[Dataset excerpt]
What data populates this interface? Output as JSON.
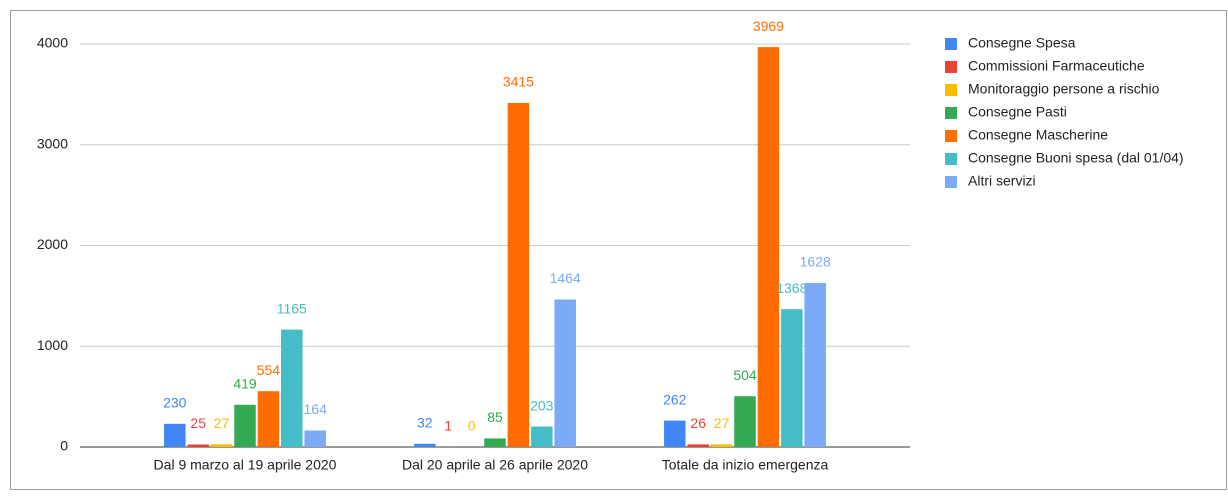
{
  "chart_data": {
    "type": "bar",
    "categories": [
      "Dal 9 marzo al 19 aprile 2020",
      "Dal 20 aprile al 26 aprile 2020",
      "Totale da inizio emergenza"
    ],
    "series": [
      {
        "name": "Consegne Spesa",
        "color": "#4285f4",
        "values": [
          230,
          32,
          262
        ]
      },
      {
        "name": "Commissioni Farmaceutiche",
        "color": "#ea4335",
        "values": [
          25,
          1,
          26
        ]
      },
      {
        "name": "Monitoraggio persone a rischio",
        "color": "#fbbc04",
        "values": [
          27,
          0,
          27
        ]
      },
      {
        "name": "Consegne Pasti",
        "color": "#34a853",
        "values": [
          419,
          85,
          504
        ]
      },
      {
        "name": "Consegne Mascherine",
        "color": "#ff6d01",
        "values": [
          554,
          3415,
          3969
        ]
      },
      {
        "name": "Consegne Buoni spesa (dal 01/04)",
        "color": "#46bdc6",
        "values": [
          1165,
          203,
          1368
        ]
      },
      {
        "name": "Altri servizi",
        "color": "#7baaf7",
        "values": [
          164,
          1464,
          1628
        ]
      }
    ],
    "ylim": [
      0,
      4000
    ],
    "yticks": [
      0,
      1000,
      2000,
      3000,
      4000
    ],
    "grid": true,
    "legend": "right"
  }
}
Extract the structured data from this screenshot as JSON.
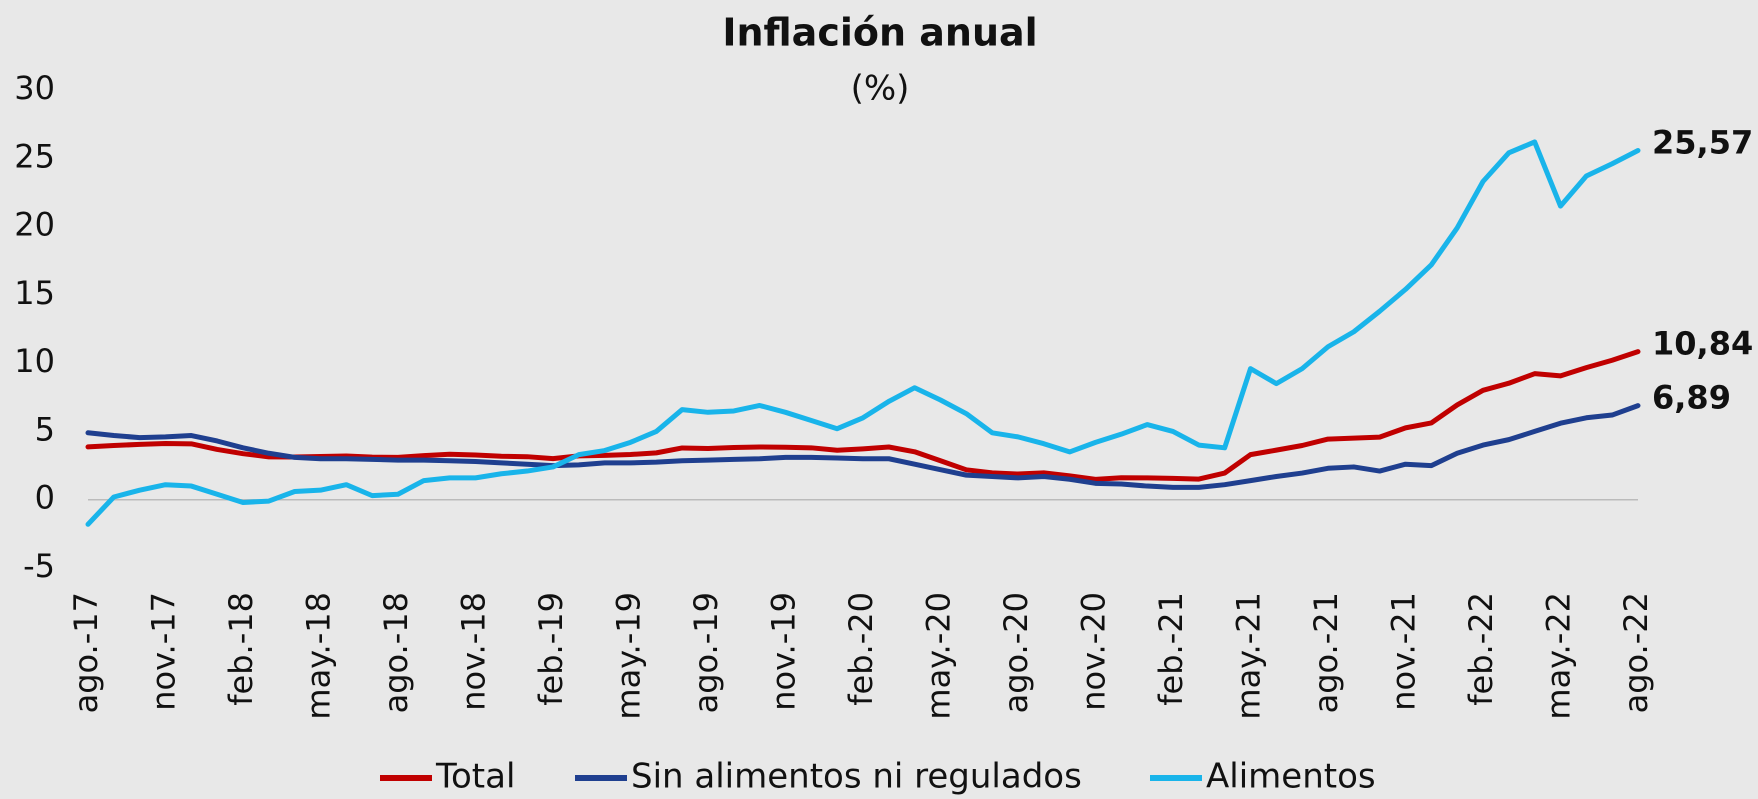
{
  "chart_data": {
    "type": "line",
    "title": "Inflación anual",
    "subtitle": "(%)",
    "categories": [
      "ago.-17",
      null,
      null,
      "nov.-17",
      null,
      null,
      "feb.-18",
      null,
      null,
      "may.-18",
      null,
      null,
      "ago.-18",
      null,
      null,
      "nov.-18",
      null,
      null,
      "feb.-19",
      null,
      null,
      "may.-19",
      null,
      null,
      "ago.-19",
      null,
      null,
      "nov.-19",
      null,
      null,
      "feb.-20",
      null,
      null,
      "may.-20",
      null,
      null,
      "ago.-20",
      null,
      null,
      "nov.-20",
      null,
      null,
      "feb.-21",
      null,
      null,
      "may.-21",
      null,
      null,
      "ago.-21",
      null,
      null,
      "nov.-21",
      null,
      null,
      "feb.-22",
      null,
      null,
      "may.-22",
      null,
      null,
      "ago.-22"
    ],
    "series": [
      {
        "name": "Total",
        "color": "#c00000",
        "values": [
          3.87,
          3.97,
          4.05,
          4.12,
          4.09,
          3.68,
          3.37,
          3.14,
          3.13,
          3.16,
          3.2,
          3.12,
          3.1,
          3.23,
          3.33,
          3.27,
          3.18,
          3.15,
          3.01,
          3.21,
          3.25,
          3.31,
          3.43,
          3.79,
          3.75,
          3.82,
          3.86,
          3.84,
          3.8,
          3.62,
          3.72,
          3.86,
          3.51,
          2.85,
          2.19,
          1.97,
          1.88,
          1.97,
          1.75,
          1.49,
          1.61,
          1.6,
          1.56,
          1.51,
          1.95,
          3.3,
          3.63,
          3.97,
          4.44,
          4.51,
          4.58,
          5.26,
          5.62,
          6.94,
          8.01,
          8.53,
          9.23,
          9.07,
          9.67,
          10.21,
          10.84
        ],
        "value_labels": [
          null,
          null,
          null,
          null,
          null,
          null,
          null,
          null,
          null,
          null,
          null,
          null,
          null,
          null,
          null,
          null,
          null,
          null,
          null,
          null,
          null,
          null,
          null,
          null,
          null,
          null,
          null,
          null,
          null,
          null,
          null,
          null,
          null,
          null,
          null,
          null,
          null,
          null,
          null,
          null,
          null,
          null,
          null,
          null,
          null,
          null,
          null,
          null,
          null,
          null,
          null,
          null,
          null,
          null,
          null,
          null,
          null,
          null,
          null,
          null,
          "10,84"
        ]
      },
      {
        "name": "Sin alimentos ni regulados",
        "color": "#1f3f8f",
        "values": [
          4.9,
          4.7,
          4.55,
          4.6,
          4.7,
          4.3,
          3.8,
          3.4,
          3.1,
          3.0,
          3.0,
          2.95,
          2.9,
          2.9,
          2.85,
          2.8,
          2.7,
          2.6,
          2.5,
          2.55,
          2.7,
          2.7,
          2.75,
          2.85,
          2.9,
          2.95,
          3.0,
          3.1,
          3.1,
          3.05,
          3.0,
          3.0,
          2.6,
          2.2,
          1.8,
          1.7,
          1.6,
          1.7,
          1.5,
          1.2,
          1.15,
          1.0,
          0.9,
          0.9,
          1.1,
          1.4,
          1.7,
          1.95,
          2.3,
          2.4,
          2.1,
          2.6,
          2.5,
          3.4,
          4.0,
          4.4,
          5.0,
          5.6,
          6.0,
          6.2,
          6.89
        ],
        "value_labels": [
          null,
          null,
          null,
          null,
          null,
          null,
          null,
          null,
          null,
          null,
          null,
          null,
          null,
          null,
          null,
          null,
          null,
          null,
          null,
          null,
          null,
          null,
          null,
          null,
          null,
          null,
          null,
          null,
          null,
          null,
          null,
          null,
          null,
          null,
          null,
          null,
          null,
          null,
          null,
          null,
          null,
          null,
          null,
          null,
          null,
          null,
          null,
          null,
          null,
          null,
          null,
          null,
          null,
          null,
          null,
          null,
          null,
          null,
          null,
          null,
          "6,89"
        ]
      },
      {
        "name": "Alimentos",
        "color": "#19b4ea",
        "values": [
          -1.8,
          0.2,
          0.7,
          1.1,
          1.0,
          0.4,
          -0.2,
          -0.1,
          0.6,
          0.7,
          1.1,
          0.3,
          0.4,
          1.4,
          1.6,
          1.6,
          1.9,
          2.1,
          2.4,
          3.3,
          3.6,
          4.2,
          5.0,
          6.6,
          6.4,
          6.5,
          6.9,
          6.4,
          5.8,
          5.2,
          6.0,
          7.2,
          8.2,
          7.3,
          6.3,
          4.9,
          4.6,
          4.1,
          3.5,
          4.2,
          4.8,
          5.5,
          5.0,
          4.0,
          3.8,
          9.6,
          8.5,
          9.6,
          11.2,
          12.3,
          13.8,
          15.4,
          17.2,
          19.9,
          23.3,
          25.4,
          26.2,
          21.5,
          23.7,
          24.6,
          25.57
        ],
        "value_labels": [
          null,
          null,
          null,
          null,
          null,
          null,
          null,
          null,
          null,
          null,
          null,
          null,
          null,
          null,
          null,
          null,
          null,
          null,
          null,
          null,
          null,
          null,
          null,
          null,
          null,
          null,
          null,
          null,
          null,
          null,
          null,
          null,
          null,
          null,
          null,
          null,
          null,
          null,
          null,
          null,
          null,
          null,
          null,
          null,
          null,
          null,
          null,
          null,
          null,
          null,
          null,
          null,
          null,
          null,
          null,
          null,
          null,
          null,
          null,
          null,
          "25,57"
        ]
      }
    ],
    "ylim": [
      -5,
      30
    ],
    "yticks": [
      -5,
      0,
      5,
      10,
      15,
      20,
      25,
      30
    ]
  }
}
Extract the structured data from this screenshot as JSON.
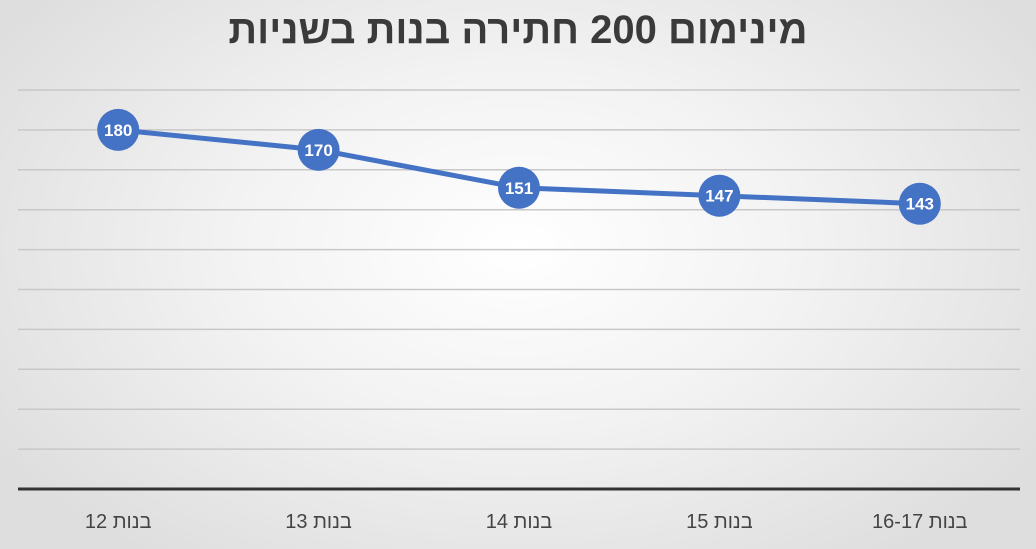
{
  "chart_data": {
    "type": "line",
    "title": "מינימום 200 חתירה בנות בשניות",
    "categories": [
      "בנות 12",
      "בנות 13",
      "בנות 14",
      "בנות 15",
      "בנות 16-17"
    ],
    "series": [
      {
        "values": [
          180,
          170,
          151,
          147,
          143
        ],
        "color": "#4472C4"
      }
    ],
    "ylim": [
      0,
      200
    ],
    "grid": true,
    "legend": "none",
    "data_labels": true,
    "gridline_color": "#c8c8c8",
    "axis_color": "#333333"
  }
}
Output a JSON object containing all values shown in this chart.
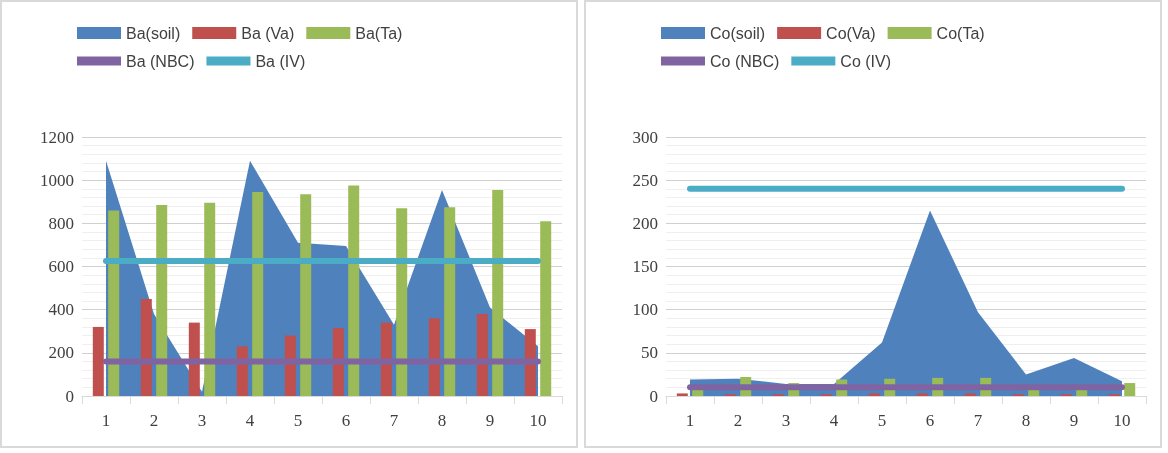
{
  "chart_data": [
    {
      "type": "bar",
      "categories": [
        "1",
        "2",
        "3",
        "4",
        "5",
        "6",
        "7",
        "8",
        "9",
        "10"
      ],
      "series": [
        {
          "name": "Ba(soil)",
          "type": "area",
          "color": "#4f81bd",
          "values": [
            1090,
            380,
            20,
            1090,
            710,
            695,
            330,
            955,
            410,
            230
          ]
        },
        {
          "name": "Ba (Va)",
          "type": "bar",
          "color": "#c0504d",
          "values": [
            320,
            450,
            340,
            230,
            280,
            315,
            340,
            360,
            380,
            310
          ]
        },
        {
          "name": "Ba(Ta)",
          "type": "bar",
          "color": "#9bbb59",
          "values": [
            860,
            885,
            895,
            945,
            935,
            975,
            870,
            875,
            955,
            810
          ]
        },
        {
          "name": "Ba (NBC)",
          "type": "line",
          "color": "#8064a2",
          "values": [
            160,
            160,
            160,
            160,
            160,
            160,
            160,
            160,
            160,
            160
          ]
        },
        {
          "name": "Ba (IV)",
          "type": "line",
          "color": "#4bacc6",
          "values": [
            625,
            625,
            625,
            625,
            625,
            625,
            625,
            625,
            625,
            625
          ]
        }
      ],
      "ylim": [
        0,
        1200
      ],
      "yticks": [
        0,
        200,
        400,
        600,
        800,
        1000,
        1200
      ],
      "grid": "y",
      "legend": "top",
      "marker": "none"
    },
    {
      "type": "bar",
      "categories": [
        "1",
        "2",
        "3",
        "4",
        "5",
        "6",
        "7",
        "8",
        "9",
        "10"
      ],
      "series": [
        {
          "name": "Co(soil)",
          "type": "area",
          "color": "#4f81bd",
          "values": [
            19,
            20,
            14,
            14,
            62,
            215,
            97,
            25,
            44,
            17
          ]
        },
        {
          "name": "Co(Va)",
          "type": "bar",
          "color": "#c0504d",
          "values": [
            3,
            2,
            2,
            2,
            3,
            3,
            3,
            2,
            2,
            2
          ]
        },
        {
          "name": "Co(Ta)",
          "type": "bar",
          "color": "#9bbb59",
          "values": [
            10,
            22,
            15,
            19,
            20,
            21,
            21,
            10,
            10,
            15
          ]
        },
        {
          "name": "Co (NBC)",
          "type": "line",
          "color": "#8064a2",
          "values": [
            10,
            10,
            10,
            10,
            10,
            10,
            10,
            10,
            10,
            10
          ]
        },
        {
          "name": "Co (IV)",
          "type": "line",
          "color": "#4bacc6",
          "values": [
            240,
            240,
            240,
            240,
            240,
            240,
            240,
            240,
            240,
            240
          ]
        }
      ],
      "ylim": [
        0,
        300
      ],
      "yticks": [
        0,
        50,
        100,
        150,
        200,
        250,
        300
      ],
      "grid": "y",
      "legend": "top",
      "marker": "none"
    }
  ]
}
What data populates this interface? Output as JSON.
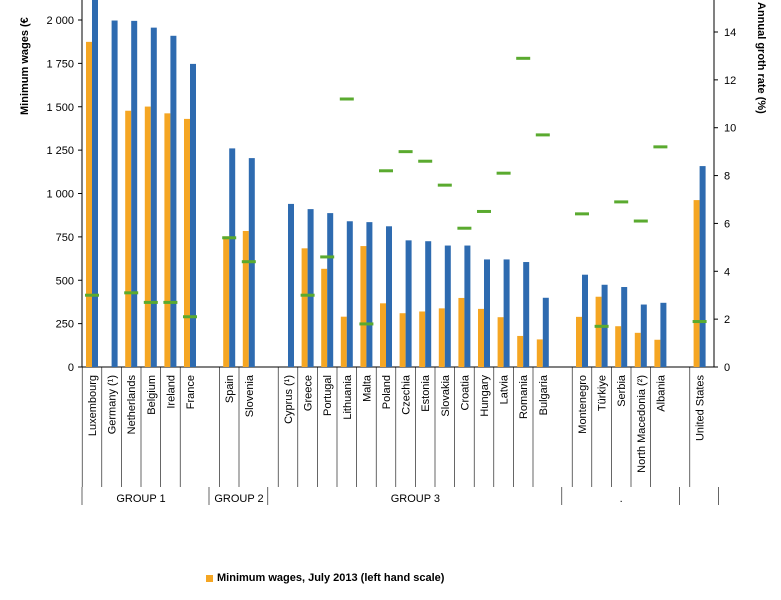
{
  "chart_data": {
    "type": "bar",
    "ylabel": "Minimum wages (€",
    "y2label": "Annual groth rate (%)",
    "ylim": [
      0,
      2200
    ],
    "y2lim": [
      0,
      15.3
    ],
    "yticks": [
      "0",
      "250",
      "500",
      "750",
      "1 000",
      "1 250",
      "1 500",
      "1 750",
      "2 000"
    ],
    "y2ticks": [
      "0",
      "2",
      "4",
      "6",
      "8",
      "10",
      "12",
      "14"
    ],
    "categories": [
      "Luxembourg",
      "Germany (¹)",
      "Netherlands",
      "Belgium",
      "Ireland",
      "France",
      "Spain",
      "Slovenia",
      "Cyprus (¹)",
      "Greece",
      "Portugal",
      "Lithuania",
      "Malta",
      "Poland",
      "Czechia",
      "Estonia",
      "Slovakia",
      "Croatia",
      "Hungary",
      "Latvia",
      "Romania",
      "Bulgaria",
      "Montenegro",
      "Türkiye",
      "Serbia",
      "North Macedonia (²)",
      "Albania",
      "United States"
    ],
    "groups": [
      {
        "label": "GROUP 1",
        "count": 6
      },
      {
        "label": "GROUP 2",
        "count": 2
      },
      {
        "label": "GROUP 3",
        "count": 14
      },
      {
        "label": ".",
        "count": 5
      },
      {
        "label": "",
        "count": 1
      }
    ],
    "series": [
      {
        "name": "Minimum wages, July 2013 (left hand scale)",
        "color": "#f5a623",
        "values": [
          1874,
          null,
          1477,
          1501,
          1462,
          1430,
          753,
          784,
          null,
          684,
          566,
          290,
          697,
          367,
          310,
          320,
          338,
          398,
          335,
          287,
          179,
          159,
          289,
          405,
          235,
          197,
          157,
          962
        ]
      },
      {
        "name": "",
        "color": "#2e6bb0",
        "values": [
          2200,
          1997,
          1995,
          1956,
          1909,
          1747,
          1260,
          1204,
          940,
          910,
          887,
          840,
          835,
          811,
          730,
          725,
          700,
          700,
          620,
          620,
          605,
          399,
          532,
          474,
          461,
          360,
          370,
          1158
        ]
      },
      {
        "name": "",
        "color": "#5aaa2f",
        "type": "marker",
        "values": [
          3.0,
          null,
          3.1,
          2.7,
          2.7,
          2.1,
          5.4,
          4.4,
          null,
          3.0,
          4.6,
          11.2,
          1.8,
          8.2,
          9.0,
          8.6,
          7.6,
          5.8,
          6.5,
          8.1,
          12.9,
          9.7,
          6.4,
          1.7,
          6.9,
          6.1,
          9.2,
          1.9
        ]
      }
    ]
  }
}
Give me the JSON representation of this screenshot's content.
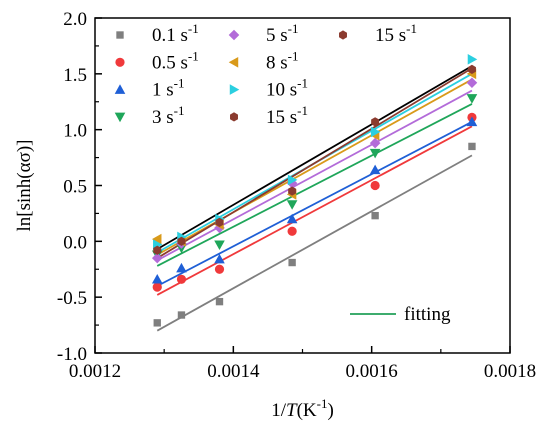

**THE TASK**
Copy out every line of the material above that mentions the word "בנות".

**SOLUTION FOR THIS EXERCISE**
    "title": "מינימום 200 חתירה בנות בשניות",
      "בנות 12",
      "בנות 13",
      "בנות 14",
      "בנות 15",
      "בנות 16-17"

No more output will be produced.